INSTRUCTIONS TO FOLLOW. In the lines below, find how many contain the word "Cortex" and report that figure alone.

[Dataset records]
######

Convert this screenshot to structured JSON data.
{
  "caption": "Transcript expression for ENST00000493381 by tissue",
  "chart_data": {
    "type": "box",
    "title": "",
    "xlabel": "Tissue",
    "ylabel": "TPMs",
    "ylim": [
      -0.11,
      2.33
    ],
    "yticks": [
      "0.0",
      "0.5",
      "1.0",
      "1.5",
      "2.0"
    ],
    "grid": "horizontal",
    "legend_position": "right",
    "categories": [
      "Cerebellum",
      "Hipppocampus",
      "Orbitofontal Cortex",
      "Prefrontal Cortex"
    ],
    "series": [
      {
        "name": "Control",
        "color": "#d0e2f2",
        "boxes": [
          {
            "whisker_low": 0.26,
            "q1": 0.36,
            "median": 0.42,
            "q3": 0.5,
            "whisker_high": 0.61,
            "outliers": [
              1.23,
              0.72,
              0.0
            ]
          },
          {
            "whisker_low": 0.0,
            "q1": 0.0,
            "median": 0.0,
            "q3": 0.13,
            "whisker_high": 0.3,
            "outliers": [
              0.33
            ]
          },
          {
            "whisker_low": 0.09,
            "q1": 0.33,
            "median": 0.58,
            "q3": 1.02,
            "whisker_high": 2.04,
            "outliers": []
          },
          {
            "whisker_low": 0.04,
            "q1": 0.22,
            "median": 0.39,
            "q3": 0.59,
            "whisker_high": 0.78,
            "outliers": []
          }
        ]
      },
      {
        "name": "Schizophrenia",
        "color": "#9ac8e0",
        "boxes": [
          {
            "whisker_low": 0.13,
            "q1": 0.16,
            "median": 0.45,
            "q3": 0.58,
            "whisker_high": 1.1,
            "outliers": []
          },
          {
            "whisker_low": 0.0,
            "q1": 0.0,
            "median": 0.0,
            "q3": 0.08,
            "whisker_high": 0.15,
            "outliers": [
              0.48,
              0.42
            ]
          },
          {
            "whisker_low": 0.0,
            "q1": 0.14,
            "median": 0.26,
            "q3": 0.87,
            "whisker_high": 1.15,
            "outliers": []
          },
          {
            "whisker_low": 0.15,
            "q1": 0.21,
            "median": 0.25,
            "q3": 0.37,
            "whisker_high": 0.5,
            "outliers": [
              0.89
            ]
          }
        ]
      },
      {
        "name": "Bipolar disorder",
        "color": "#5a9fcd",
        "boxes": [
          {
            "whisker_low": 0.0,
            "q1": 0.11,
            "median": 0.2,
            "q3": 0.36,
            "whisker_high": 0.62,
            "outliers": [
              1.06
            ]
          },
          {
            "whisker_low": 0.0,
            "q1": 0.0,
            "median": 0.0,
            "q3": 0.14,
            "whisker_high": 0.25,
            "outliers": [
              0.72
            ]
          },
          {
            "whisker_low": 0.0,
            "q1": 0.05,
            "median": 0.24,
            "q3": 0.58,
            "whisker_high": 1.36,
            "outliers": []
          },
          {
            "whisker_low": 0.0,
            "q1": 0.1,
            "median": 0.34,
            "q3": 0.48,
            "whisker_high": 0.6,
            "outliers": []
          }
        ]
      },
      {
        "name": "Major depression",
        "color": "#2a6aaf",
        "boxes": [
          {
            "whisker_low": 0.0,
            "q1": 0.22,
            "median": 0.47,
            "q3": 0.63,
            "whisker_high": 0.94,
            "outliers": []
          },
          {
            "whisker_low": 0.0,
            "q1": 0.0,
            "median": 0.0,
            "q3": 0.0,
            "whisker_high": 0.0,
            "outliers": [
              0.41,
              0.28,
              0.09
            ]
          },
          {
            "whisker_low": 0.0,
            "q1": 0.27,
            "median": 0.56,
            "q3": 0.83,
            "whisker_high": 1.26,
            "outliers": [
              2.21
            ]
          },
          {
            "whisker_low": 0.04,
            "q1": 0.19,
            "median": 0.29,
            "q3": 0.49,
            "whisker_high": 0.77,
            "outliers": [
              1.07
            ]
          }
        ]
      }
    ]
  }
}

######

TASK RESPONSE. 2